**Your objective:**
Report, as a bare number, how many lines contain the string "NEST".

**Input data:**
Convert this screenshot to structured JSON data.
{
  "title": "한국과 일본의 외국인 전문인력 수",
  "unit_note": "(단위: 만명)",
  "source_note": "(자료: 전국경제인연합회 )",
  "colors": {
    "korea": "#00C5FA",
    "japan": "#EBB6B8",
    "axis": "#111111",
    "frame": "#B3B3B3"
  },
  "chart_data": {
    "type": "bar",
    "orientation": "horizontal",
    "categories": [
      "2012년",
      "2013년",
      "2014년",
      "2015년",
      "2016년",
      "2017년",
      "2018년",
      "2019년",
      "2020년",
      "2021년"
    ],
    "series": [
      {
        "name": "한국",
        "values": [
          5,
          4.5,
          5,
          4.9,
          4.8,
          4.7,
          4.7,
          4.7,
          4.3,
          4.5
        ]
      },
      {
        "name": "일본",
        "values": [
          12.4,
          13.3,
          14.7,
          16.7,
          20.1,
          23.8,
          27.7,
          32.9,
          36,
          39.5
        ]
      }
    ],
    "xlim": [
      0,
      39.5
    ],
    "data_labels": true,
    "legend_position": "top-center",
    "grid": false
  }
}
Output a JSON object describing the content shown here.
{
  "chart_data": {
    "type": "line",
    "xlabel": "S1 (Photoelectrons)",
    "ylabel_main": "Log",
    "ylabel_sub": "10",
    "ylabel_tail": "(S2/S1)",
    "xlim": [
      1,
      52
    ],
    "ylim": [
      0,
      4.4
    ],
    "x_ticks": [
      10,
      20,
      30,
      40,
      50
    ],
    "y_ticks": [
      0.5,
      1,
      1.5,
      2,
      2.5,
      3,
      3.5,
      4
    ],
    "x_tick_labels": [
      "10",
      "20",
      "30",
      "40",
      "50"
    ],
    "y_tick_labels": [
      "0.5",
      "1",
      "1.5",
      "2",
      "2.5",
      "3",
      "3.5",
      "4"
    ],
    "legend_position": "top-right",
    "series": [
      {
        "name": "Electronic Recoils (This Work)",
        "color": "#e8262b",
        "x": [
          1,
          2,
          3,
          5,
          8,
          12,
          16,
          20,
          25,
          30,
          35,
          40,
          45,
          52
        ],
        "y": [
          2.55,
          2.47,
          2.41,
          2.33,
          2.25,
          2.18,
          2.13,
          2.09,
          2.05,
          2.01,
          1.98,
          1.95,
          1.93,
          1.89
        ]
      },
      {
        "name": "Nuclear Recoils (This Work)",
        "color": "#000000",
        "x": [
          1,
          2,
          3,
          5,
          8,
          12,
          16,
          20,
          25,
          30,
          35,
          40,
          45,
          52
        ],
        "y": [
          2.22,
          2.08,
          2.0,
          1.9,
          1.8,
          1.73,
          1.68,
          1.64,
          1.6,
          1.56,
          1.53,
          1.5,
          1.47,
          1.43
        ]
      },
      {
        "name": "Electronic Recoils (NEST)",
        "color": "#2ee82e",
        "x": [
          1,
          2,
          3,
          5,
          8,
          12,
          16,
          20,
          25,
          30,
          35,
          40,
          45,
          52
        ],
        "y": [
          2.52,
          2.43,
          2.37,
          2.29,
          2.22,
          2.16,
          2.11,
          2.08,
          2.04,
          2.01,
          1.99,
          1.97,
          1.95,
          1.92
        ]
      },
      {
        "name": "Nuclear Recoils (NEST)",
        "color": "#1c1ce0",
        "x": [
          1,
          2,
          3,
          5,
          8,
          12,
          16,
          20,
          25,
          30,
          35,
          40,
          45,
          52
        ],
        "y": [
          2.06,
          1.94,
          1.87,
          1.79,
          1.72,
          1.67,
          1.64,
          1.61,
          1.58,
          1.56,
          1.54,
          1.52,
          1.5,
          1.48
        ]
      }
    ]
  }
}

**Result of this task:**
2